• **Problem to work on**
Quote all entries exactly, leaving pictures aside.

■ ■ ■ ■ ■

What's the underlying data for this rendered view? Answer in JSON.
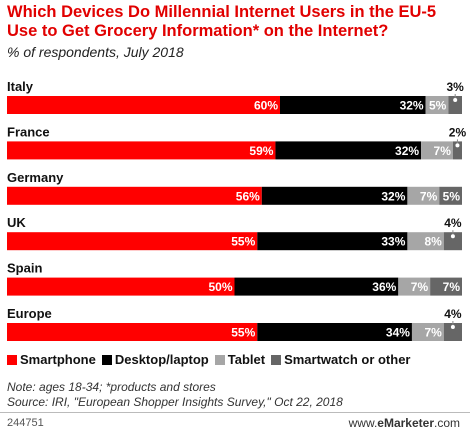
{
  "header": {
    "title": "Which Devices Do Millennial Internet Users in the EU-5 Use to Get Grocery Information* on the Internet?",
    "subtitle": "% of respondents, July 2018"
  },
  "colors": {
    "title": "#e10000",
    "smartphone": "#ff0000",
    "desktop": "#000000",
    "tablet": "#a6a6a6",
    "smartwatch": "#666666"
  },
  "chart_data": {
    "type": "bar",
    "orientation": "horizontal",
    "stacked": true,
    "unit": "%",
    "categories": [
      "Italy",
      "France",
      "Germany",
      "UK",
      "Spain",
      "Europe"
    ],
    "series": [
      {
        "name": "Smartphone",
        "values": [
          60,
          59,
          56,
          55,
          50,
          55
        ]
      },
      {
        "name": "Desktop/laptop",
        "values": [
          32,
          32,
          32,
          33,
          36,
          34
        ]
      },
      {
        "name": "Tablet",
        "values": [
          5,
          7,
          7,
          8,
          7,
          7
        ]
      },
      {
        "name": "Smartwatch or other",
        "values": [
          3,
          2,
          5,
          4,
          7,
          4
        ]
      }
    ],
    "xlim": [
      0,
      100
    ],
    "legend_position": "bottom"
  },
  "legend": {
    "smartphone": "Smartphone",
    "desktop": "Desktop/laptop",
    "tablet": "Tablet",
    "smartwatch": "Smartwatch or other"
  },
  "footer": {
    "note": "Note: ages 18-34; *products and stores",
    "source": "Source: IRI, \"European Shopper Insights Survey,\" Oct 22, 2018",
    "chart_id": "244751",
    "brand_www": "www.",
    "brand_name": "eMarketer",
    "brand_domain": ".com"
  }
}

■ ■ ■ ■ ■

• **Task result**
What's the underlying data for this rendered view? Answer in JSON.
{
  "header": {
    "title": "Which Devices Do Millennial Internet Users in the EU-5 Use to Get Grocery Information* on the Internet?",
    "subtitle": "% of respondents, July 2018"
  },
  "colors": {
    "title": "#e10000",
    "smartphone": "#ff0000",
    "desktop": "#000000",
    "tablet": "#a6a6a6",
    "smartwatch": "#666666"
  },
  "chart_data": {
    "type": "bar",
    "orientation": "horizontal",
    "stacked": true,
    "unit": "%",
    "categories": [
      "Italy",
      "France",
      "Germany",
      "UK",
      "Spain",
      "Europe"
    ],
    "series": [
      {
        "name": "Smartphone",
        "values": [
          60,
          59,
          56,
          55,
          50,
          55
        ]
      },
      {
        "name": "Desktop/laptop",
        "values": [
          32,
          32,
          32,
          33,
          36,
          34
        ]
      },
      {
        "name": "Tablet",
        "values": [
          5,
          7,
          7,
          8,
          7,
          7
        ]
      },
      {
        "name": "Smartwatch or other",
        "values": [
          3,
          2,
          5,
          4,
          7,
          4
        ]
      }
    ],
    "xlim": [
      0,
      100
    ],
    "legend_position": "bottom"
  },
  "legend": {
    "smartphone": "Smartphone",
    "desktop": "Desktop/laptop",
    "tablet": "Tablet",
    "smartwatch": "Smartwatch or other"
  },
  "footer": {
    "note": "Note: ages 18-34; *products and stores",
    "source": "Source: IRI, \"European Shopper Insights Survey,\" Oct 22, 2018",
    "chart_id": "244751",
    "brand_www": "www.",
    "brand_name": "eMarketer",
    "brand_domain": ".com"
  }
}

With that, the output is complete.